WHAT YOU NEED TO DO |
Read the data and repeat it in full, exactly.

INPUT MATERIAL |
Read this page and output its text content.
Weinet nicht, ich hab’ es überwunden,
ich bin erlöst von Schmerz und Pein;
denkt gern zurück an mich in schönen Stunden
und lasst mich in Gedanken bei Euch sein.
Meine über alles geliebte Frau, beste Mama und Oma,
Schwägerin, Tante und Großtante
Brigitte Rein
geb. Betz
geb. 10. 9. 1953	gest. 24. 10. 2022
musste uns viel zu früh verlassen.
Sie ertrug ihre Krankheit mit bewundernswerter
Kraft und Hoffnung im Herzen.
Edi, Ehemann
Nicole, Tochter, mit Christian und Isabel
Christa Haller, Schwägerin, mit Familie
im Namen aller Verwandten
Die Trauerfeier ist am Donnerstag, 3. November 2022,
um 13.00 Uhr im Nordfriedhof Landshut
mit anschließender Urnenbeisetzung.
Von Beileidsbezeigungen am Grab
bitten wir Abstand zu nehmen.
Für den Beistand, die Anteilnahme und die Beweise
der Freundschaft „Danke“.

RESULT OF THIS EXERCISE |
Read this page and output its text content.
Weinet nicht, ich hab’ es überwunden,
ich bin erlöst von Schmerz und Pein;
denkt gern zurück an mich in schönen Stunden
und lasst mich in Gedanken bei Euch sein.
Meine über alles geliebte Frau, beste Mama und Oma,
Schwägerin, Tante und Großtante
Brigitte Rein
geb. Betz
geb. 10. 9. 1953	gest. 24. 10. 2022
musste uns viel zu früh verlassen.
Sie ertrug ihre Krankheit mit bewundernswerter
Kraft und Hoffnung im Herzen.
Edi, Ehemann
Nicole, Tochter, mit Christian und Isabel
Christa Haller, Schwägerin, mit Familie
im Namen aller Verwandten
Die Trauerfeier ist am Donnerstag, 3. November 2022,
um 13.00 Uhr im Nordfriedhof Landshut
mit anschließender Urnenbeisetzung.
Von Beileidsbezeigungen am Grab
bitten wir Abstand zu nehmen.
Für den Beistand, die Anteilnahme und die Beweise
der Freundschaft „Danke“.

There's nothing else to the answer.